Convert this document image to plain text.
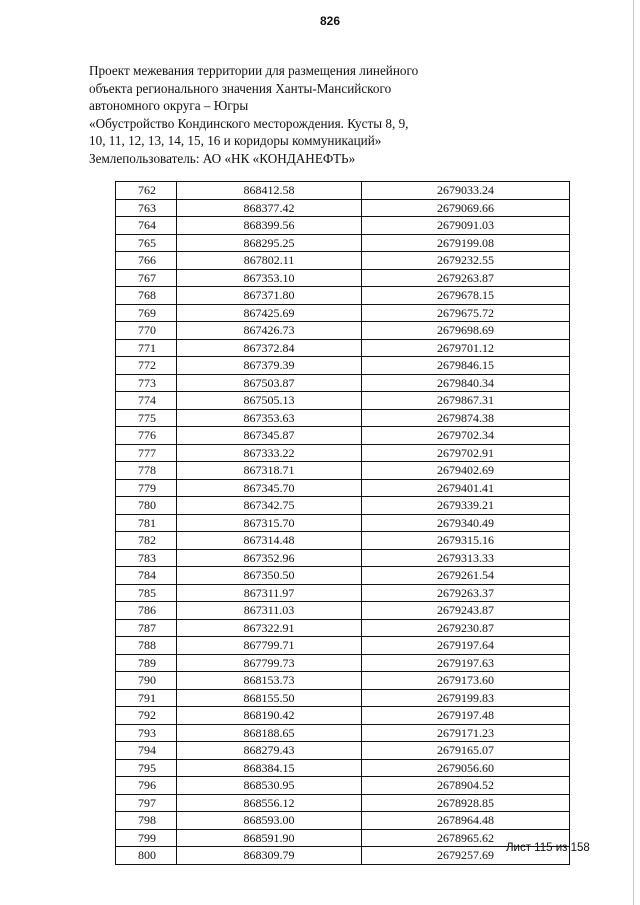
826
Проект межевания территории для размещения линейного
объекта регионального значения Ханты-Мансийского
автономного округа – Югры
«Обустройство Кондинского месторождения. Кусты 8, 9,
10, 11, 12, 13, 14, 15, 16 и коридоры коммуникаций»
Землепользователь: АО «НК «КОНДАНЕФТЬ»
762	868412.58	2679033.24
763	868377.42	2679069.66
764	868399.56	2679091.03
765	868295.25	2679199.08
766	867802.11	2679232.55
767	867353.10	2679263.87
768	867371.80	2679678.15
769	867425.69	2679675.72
770	867426.73	2679698.69
771	867372.84	2679701.12
772	867379.39	2679846.15
773	867503.87	2679840.34
774	867505.13	2679867.31
775	867353.63	2679874.38
776	867345.87	2679702.34
777	867333.22	2679702.91
778	867318.71	2679402.69
779	867345.70	2679401.41
780	867342.75	2679339.21
781	867315.70	2679340.49
782	867314.48	2679315.16
783	867352.96	2679313.33
784	867350.50	2679261.54
785	867311.97	2679263.37
786	867311.03	2679243.87
787	867322.91	2679230.87
788	867799.71	2679197.64
789	867799.73	2679197.63
790	868153.73	2679173.60
791	868155.50	2679199.83
792	868190.42	2679197.48
793	868188.65	2679171.23
794	868279.43	2679165.07
795	868384.15	2679056.60
796	868530.95	2678904.52
797	868556.12	2678928.85
798	868593.00	2678964.48
799	868591.90	2678965.62
800	868309.79	2679257.69
Лист 115 из 158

**Aim**
Copy every line of the data exactly as written, excluding the pictures.

**Task output**
Convert this document image to plain text.
826
Проект межевания территории для размещения линейного
объекта регионального значения Ханты-Мансийского
автономного округа – Югры
«Обустройство Кондинского месторождения. Кусты 8, 9,
10, 11, 12, 13, 14, 15, 16 и коридоры коммуникаций»
Землепользователь: АО «НК «КОНДАНЕФТЬ»
762	868412.58	2679033.24
763	868377.42	2679069.66
764	868399.56	2679091.03
765	868295.25	2679199.08
766	867802.11	2679232.55
767	867353.10	2679263.87
768	867371.80	2679678.15
769	867425.69	2679675.72
770	867426.73	2679698.69
771	867372.84	2679701.12
772	867379.39	2679846.15
773	867503.87	2679840.34
774	867505.13	2679867.31
775	867353.63	2679874.38
776	867345.87	2679702.34
777	867333.22	2679702.91
778	867318.71	2679402.69
779	867345.70	2679401.41
780	867342.75	2679339.21
781	867315.70	2679340.49
782	867314.48	2679315.16
783	867352.96	2679313.33
784	867350.50	2679261.54
785	867311.97	2679263.37
786	867311.03	2679243.87
787	867322.91	2679230.87
788	867799.71	2679197.64
789	867799.73	2679197.63
790	868153.73	2679173.60
791	868155.50	2679199.83
792	868190.42	2679197.48
793	868188.65	2679171.23
794	868279.43	2679165.07
795	868384.15	2679056.60
796	868530.95	2678904.52
797	868556.12	2678928.85
798	868593.00	2678964.48
799	868591.90	2678965.62
800	868309.79	2679257.69
Лист 115 из 158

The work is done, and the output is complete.